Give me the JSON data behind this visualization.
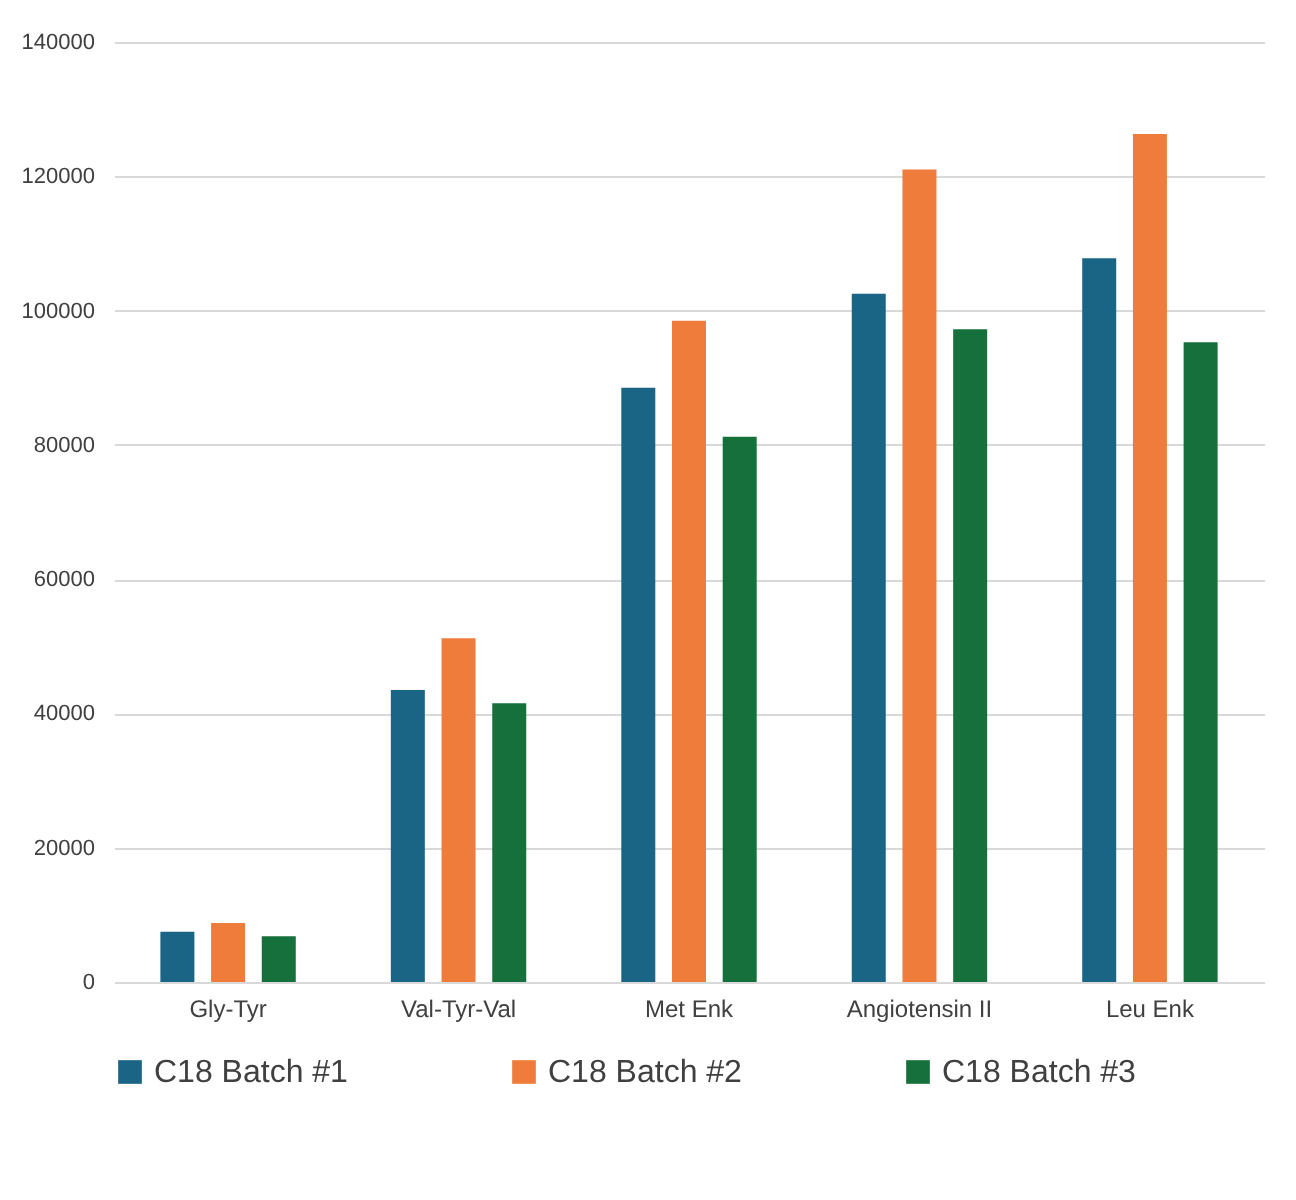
{
  "chart_data": {
    "type": "bar",
    "categories": [
      "Gly-Tyr",
      "Val-Tyr-Val",
      "Met Enk",
      "Angiotensin II",
      "Leu Enk"
    ],
    "series": [
      {
        "name": "C18 Batch #1",
        "color": "#1a6585",
        "values": [
          7500,
          43500,
          88500,
          102500,
          107800
        ]
      },
      {
        "name": "C18 Batch #2",
        "color": "#f07c3c",
        "values": [
          8800,
          51200,
          98500,
          121000,
          126300
        ]
      },
      {
        "name": "C18 Batch #3",
        "color": "#16703c",
        "values": [
          6800,
          41500,
          81200,
          97200,
          95300
        ]
      }
    ],
    "ylim": [
      0,
      140000
    ],
    "yticks": [
      0,
      20000,
      40000,
      60000,
      80000,
      100000,
      120000,
      140000
    ],
    "grid": "y",
    "legend": "bottom"
  }
}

» **Task requirements**
Every record gets retyped exactly; no picture goes into the copy.

» **Answer to this exercise**
Give me the JSON data behind this visualization.
{
  "chart_data": {
    "type": "bar",
    "categories": [
      "Gly-Tyr",
      "Val-Tyr-Val",
      "Met Enk",
      "Angiotensin II",
      "Leu Enk"
    ],
    "series": [
      {
        "name": "C18 Batch #1",
        "color": "#1a6585",
        "values": [
          7500,
          43500,
          88500,
          102500,
          107800
        ]
      },
      {
        "name": "C18 Batch #2",
        "color": "#f07c3c",
        "values": [
          8800,
          51200,
          98500,
          121000,
          126300
        ]
      },
      {
        "name": "C18 Batch #3",
        "color": "#16703c",
        "values": [
          6800,
          41500,
          81200,
          97200,
          95300
        ]
      }
    ],
    "ylim": [
      0,
      140000
    ],
    "yticks": [
      0,
      20000,
      40000,
      60000,
      80000,
      100000,
      120000,
      140000
    ],
    "grid": "y",
    "legend": "bottom"
  }
}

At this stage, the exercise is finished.